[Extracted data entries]
>>

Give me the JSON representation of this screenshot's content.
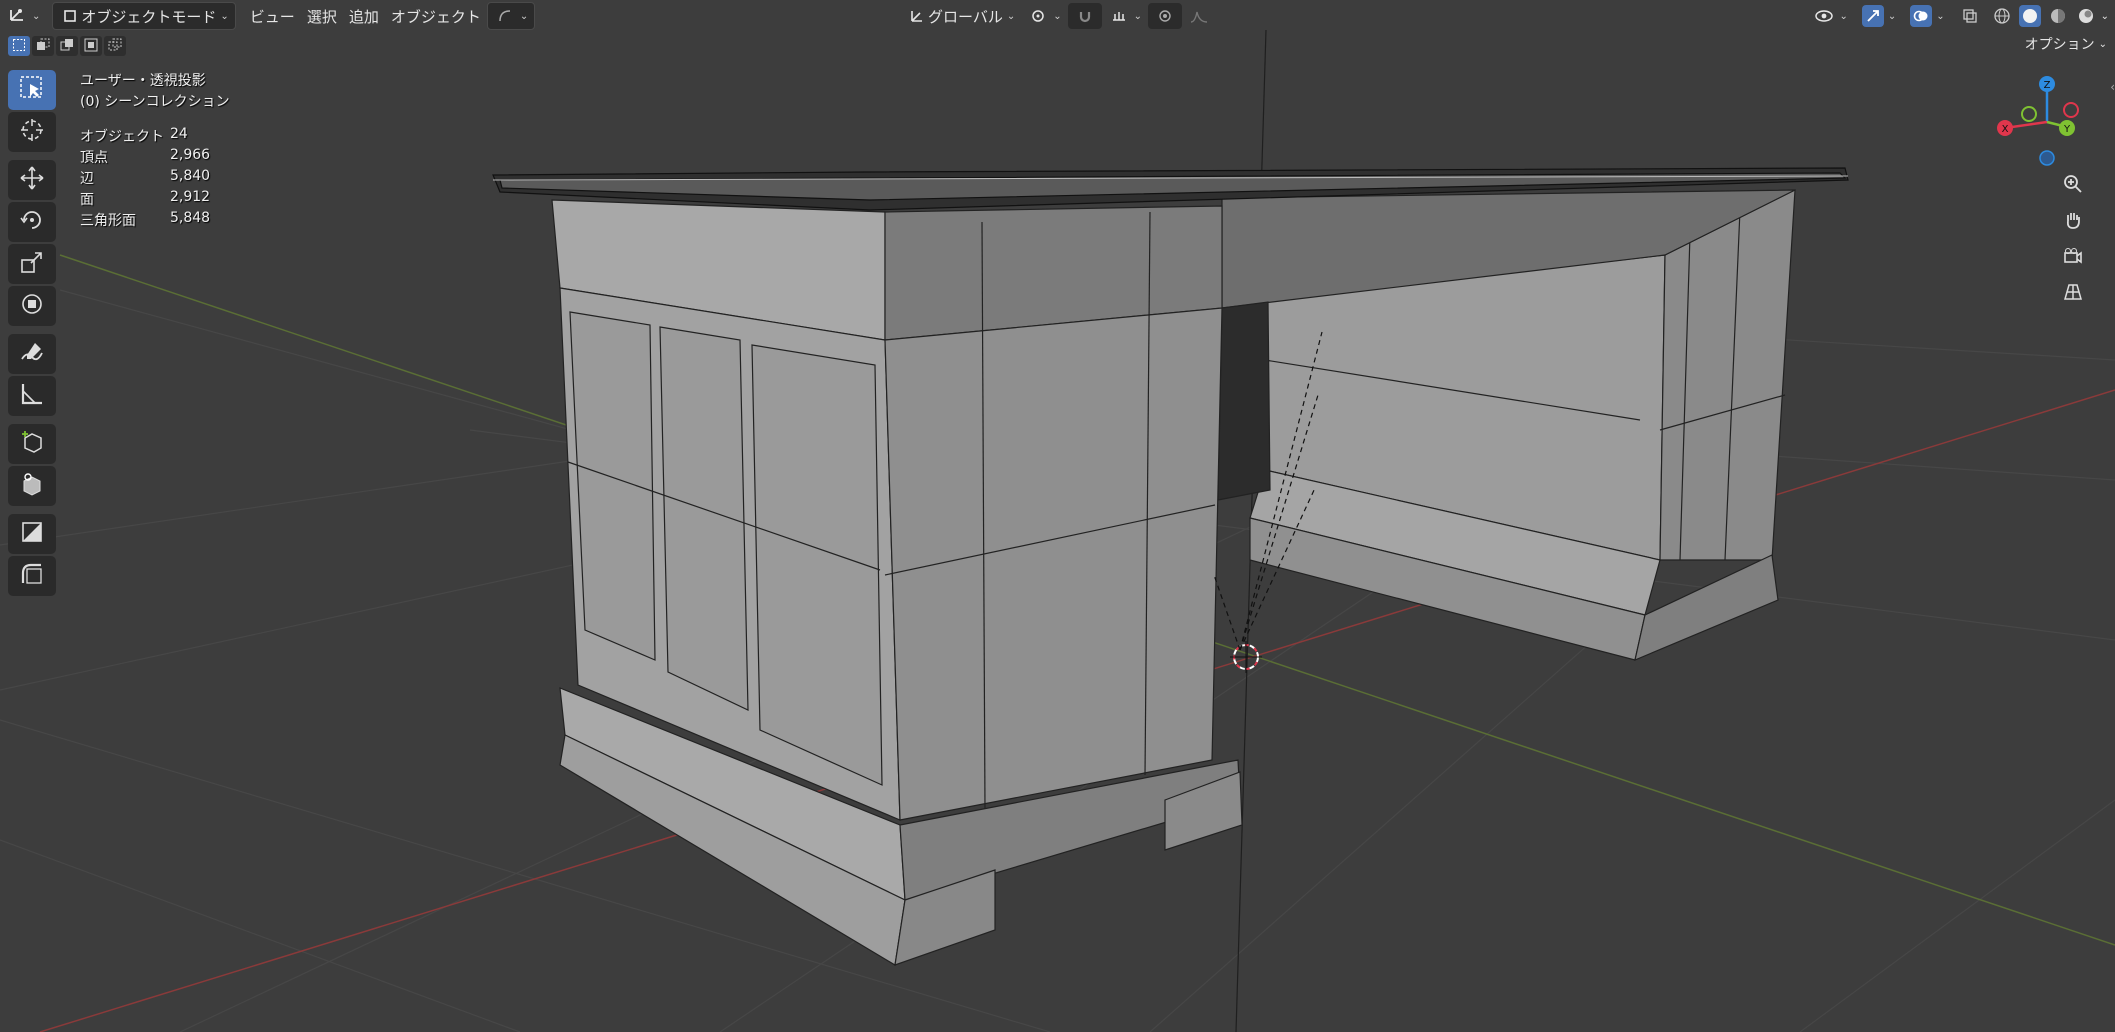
{
  "header": {
    "mode": "オブジェクトモード",
    "menu": [
      "ビュー",
      "選択",
      "追加",
      "オブジェクト"
    ],
    "transform_orientation": "グローバル"
  },
  "viewport": {
    "view_name": "ユーザー・透視投影",
    "collection": "(0) シーンコレクション",
    "options_label": "オプション",
    "stats": [
      {
        "label": "オブジェクト",
        "value": "24"
      },
      {
        "label": "頂点",
        "value": "2,966"
      },
      {
        "label": "辺",
        "value": "5,840"
      },
      {
        "label": "面",
        "value": "2,912"
      },
      {
        "label": "三角形面",
        "value": "5,848"
      }
    ]
  },
  "gizmo": {
    "x_label": "X",
    "y_label": "Y",
    "z_label": "Z"
  },
  "colors": {
    "background": "#3d3d3d",
    "accent": "#4772b3",
    "x_axis": "#e0364c",
    "y_axis": "#7fc232",
    "z_axis": "#2d8be0"
  },
  "tools": [
    "select-box",
    "cursor",
    "move",
    "rotate",
    "scale",
    "transform",
    "annotate",
    "measure",
    "add-cube",
    "add-object",
    "shade-smooth",
    "bevel"
  ]
}
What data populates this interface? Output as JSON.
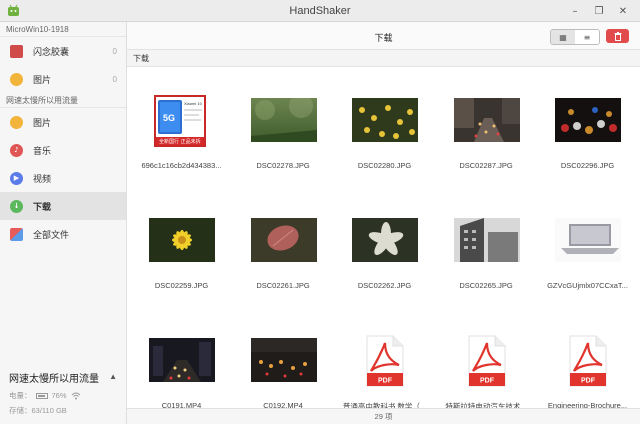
{
  "window": {
    "title": "HandShaker",
    "minimize_icon": "–",
    "restore_icon": "❐",
    "close_icon": "✕"
  },
  "sidebar": {
    "device_title": "MicroWin10-1918",
    "device_items": [
      {
        "label": "闪念胶囊",
        "count": "0",
        "icon": "capsule-icon",
        "color": "#d04a4a",
        "glyph": ""
      },
      {
        "label": "图片",
        "count": "0",
        "icon": "image-icon",
        "color": "#f2b43a",
        "glyph": ""
      }
    ],
    "phone_title": "网速太慢所以用流量",
    "phone_items": [
      {
        "label": "图片",
        "icon": "image-icon",
        "color": "#f2b43a",
        "glyph": ""
      },
      {
        "label": "音乐",
        "icon": "music-icon",
        "color": "#e05656",
        "glyph": "♪"
      },
      {
        "label": "视频",
        "icon": "video-icon",
        "color": "#5b7be8",
        "glyph": "▶"
      },
      {
        "label": "下载",
        "icon": "download-icon",
        "color": "#5cb85c",
        "glyph": "↓"
      },
      {
        "label": "全部文件",
        "icon": "all-files-icon",
        "color": "#e88a3a",
        "glyph": ""
      }
    ],
    "device_panel": {
      "name": "网速太慢所以用流量",
      "eject_icon": "▲",
      "battery_label": "电量：",
      "battery_value": "76%",
      "battery_level": 0.76,
      "storage_label": "存储：",
      "storage_value": "63/110 GB"
    }
  },
  "toolbar": {
    "title": "下载",
    "grid_icon": "▦",
    "list_icon": "≡",
    "delete_icon": "🗑"
  },
  "breadcrumb": "下载",
  "files": [
    {
      "name": "696c1c16cb2d434383...",
      "kind": "promo"
    },
    {
      "name": "DSC02278.JPG",
      "kind": "grass"
    },
    {
      "name": "DSC02280.JPG",
      "kind": "flowers"
    },
    {
      "name": "DSC02287.JPG",
      "kind": "street"
    },
    {
      "name": "DSC02296.JPG",
      "kind": "bokeh"
    },
    {
      "name": "DSC02259.JPG",
      "kind": "yellowflower"
    },
    {
      "name": "DSC02261.JPG",
      "kind": "leaf"
    },
    {
      "name": "DSC02262.JPG",
      "kind": "whiteflower"
    },
    {
      "name": "DSC02265.JPG",
      "kind": "building"
    },
    {
      "name": "GZVcGUjmlx07CCxaT...",
      "kind": "laptop"
    },
    {
      "name": "C0191.MP4",
      "kind": "nightcity"
    },
    {
      "name": "C0192.MP4",
      "kind": "nightcity2"
    },
    {
      "name": "普通高中教科书 数学（...",
      "kind": "pdf"
    },
    {
      "name": "特斯拉特电动汽车技术...",
      "kind": "pdf"
    },
    {
      "name": "Engineering-Brochure...",
      "kind": "pdf"
    }
  ],
  "promo_text": {
    "brand": "Xiaomi 10",
    "badge": "5G",
    "line": "全新国行 正品未拆"
  },
  "pdf_label": "PDF",
  "status": "29 项"
}
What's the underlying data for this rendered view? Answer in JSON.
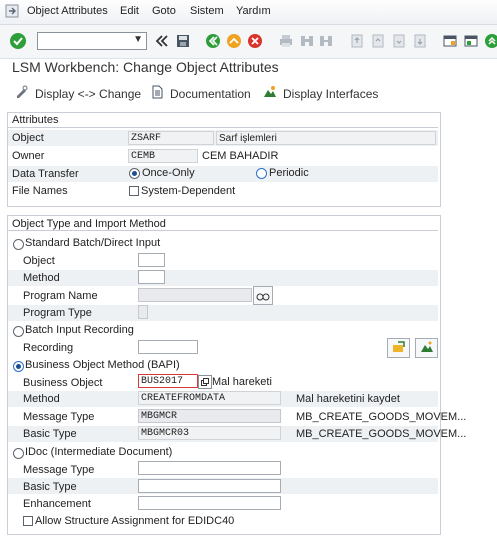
{
  "menu": {
    "items": [
      "Object Attributes",
      "Edit",
      "Goto",
      "Sistem",
      "Yardım"
    ]
  },
  "toolbar": {
    "command_value": "",
    "icons": [
      "check-icon",
      "back-double-icon",
      "save-icon",
      "back-icon",
      "exit-icon",
      "cancel-icon",
      "print-icon",
      "find-icon",
      "find-next-icon",
      "first-page-icon",
      "prev-page-icon",
      "next-page-icon",
      "last-page-icon",
      "create-session-icon",
      "help-icon"
    ]
  },
  "title": "LSM Workbench: Change Object Attributes",
  "app_toolbar": {
    "display_change": "Display <-> Change",
    "documentation": "Documentation",
    "display_interfaces": "Display Interfaces"
  },
  "attributes": {
    "group_title": "Attributes",
    "object_label": "Object",
    "object_value": "ZSARF",
    "object_desc": "Sarf işlemleri",
    "owner_label": "Owner",
    "owner_value": "CEMB",
    "owner_name": "CEM BAHADIR",
    "data_transfer_label": "Data Transfer",
    "once_only": "Once-Only",
    "periodic": "Periodic",
    "file_names_label": "File Names",
    "system_dependent": "System-Dependent"
  },
  "import_method": {
    "group_title": "Object Type and Import Method",
    "standard_batch": "Standard Batch/Direct Input",
    "sb_object": "Object",
    "sb_method": "Method",
    "sb_program_name": "Program Name",
    "sb_program_type": "Program Type",
    "batch_input": "Batch Input Recording",
    "recording": "Recording",
    "bapi": "Business Object Method  (BAPI)",
    "bapi_business_object": "Business Object",
    "bapi_business_object_value": "BUS2017",
    "bapi_business_object_desc": "Mal hareketi",
    "bapi_method": "Method",
    "bapi_method_value": "CREATEFROMDATA",
    "bapi_method_desc": "Mal hareketini kaydet",
    "bapi_message_type": "Message Type",
    "bapi_message_type_value": "MBGMCR",
    "bapi_message_type_desc": "MB_CREATE_GOODS_MOVEM...",
    "bapi_basic_type": "Basic Type",
    "bapi_basic_type_value": "MBGMCR03",
    "bapi_basic_type_desc": "MB_CREATE_GOODS_MOVEM...",
    "idoc": "IDoc (Intermediate Document)",
    "idoc_message_type": "Message Type",
    "idoc_basic_type": "Basic Type",
    "idoc_enhancement": "Enhancement",
    "allow_structure": "Allow Structure Assignment for EDIDC40"
  }
}
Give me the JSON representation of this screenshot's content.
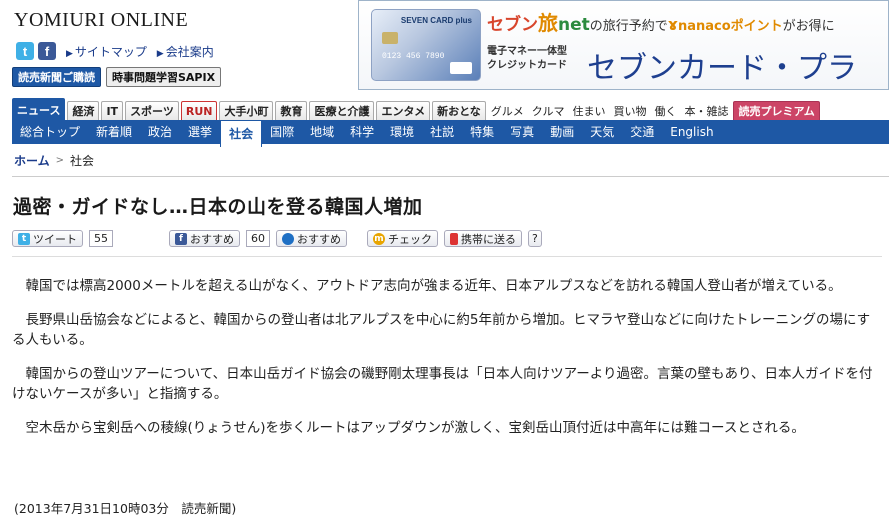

<<

--- EXERCISE GOAL ---
Write out every line of the entries that holds the word "page".

--- CORRECT OUTPUT ---
      "first-page-icon",
      "prev-page-icon",
      "next-page-icon",
      "last-page-icon",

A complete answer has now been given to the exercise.